What to produce: All of the material below is to be restated word for word, apart from the pictures.

Material for the task:

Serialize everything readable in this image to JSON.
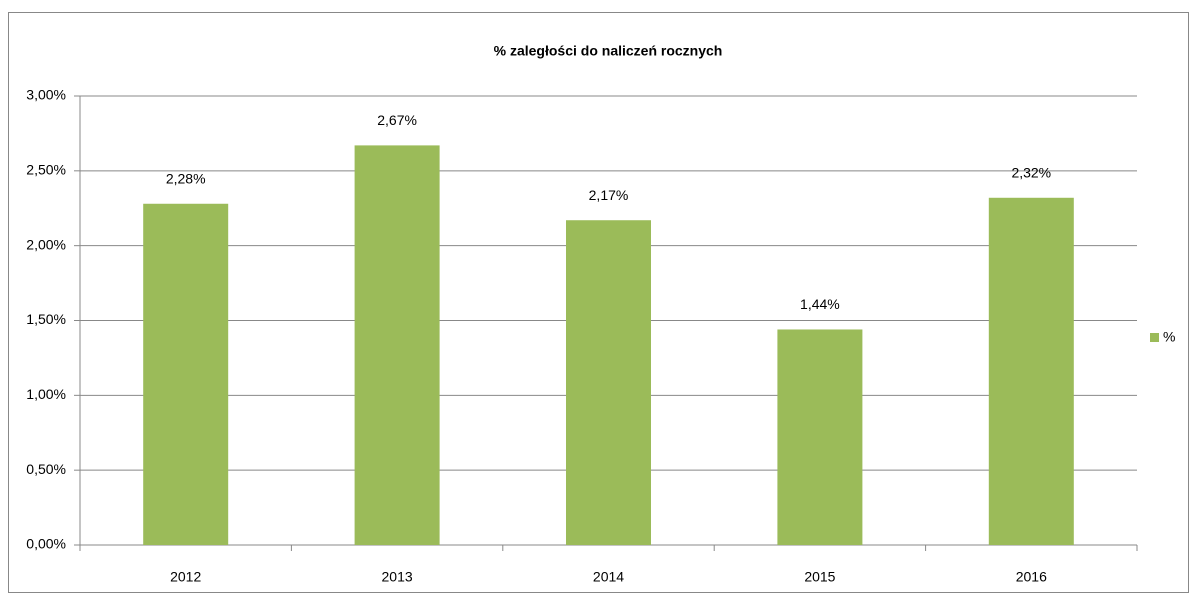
{
  "chart_data": {
    "type": "bar",
    "title": "% zaległości do naliczeń rocznych",
    "categories": [
      "2012",
      "2013",
      "2014",
      "2015",
      "2016"
    ],
    "series": [
      {
        "name": "%",
        "color": "#9bbb59",
        "values": [
          2.28,
          2.67,
          2.17,
          1.44,
          2.32
        ],
        "value_labels": [
          "2,28%",
          "2,67%",
          "2,17%",
          "1,44%",
          "2,32%"
        ]
      }
    ],
    "ylim": [
      0,
      3
    ],
    "yticks": [
      {
        "value": 0,
        "label": "0,00%"
      },
      {
        "value": 0.5,
        "label": "0,50%"
      },
      {
        "value": 1,
        "label": "1,00%"
      },
      {
        "value": 1.5,
        "label": "1,50%"
      },
      {
        "value": 2,
        "label": "2,00%"
      },
      {
        "value": 2.5,
        "label": "2,50%"
      },
      {
        "value": 3,
        "label": "3,00%"
      }
    ],
    "grid": true,
    "legend": "right"
  }
}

Result of the task:
Serialize everything readable in this image to JSON.
{
  "chart_data": {
    "type": "bar",
    "title": "% zaległości do naliczeń rocznych",
    "categories": [
      "2012",
      "2013",
      "2014",
      "2015",
      "2016"
    ],
    "series": [
      {
        "name": "%",
        "color": "#9bbb59",
        "values": [
          2.28,
          2.67,
          2.17,
          1.44,
          2.32
        ],
        "value_labels": [
          "2,28%",
          "2,67%",
          "2,17%",
          "1,44%",
          "2,32%"
        ]
      }
    ],
    "ylim": [
      0,
      3
    ],
    "yticks": [
      {
        "value": 0,
        "label": "0,00%"
      },
      {
        "value": 0.5,
        "label": "0,50%"
      },
      {
        "value": 1,
        "label": "1,00%"
      },
      {
        "value": 1.5,
        "label": "1,50%"
      },
      {
        "value": 2,
        "label": "2,00%"
      },
      {
        "value": 2.5,
        "label": "2,50%"
      },
      {
        "value": 3,
        "label": "3,00%"
      }
    ],
    "grid": true,
    "legend": "right"
  }
}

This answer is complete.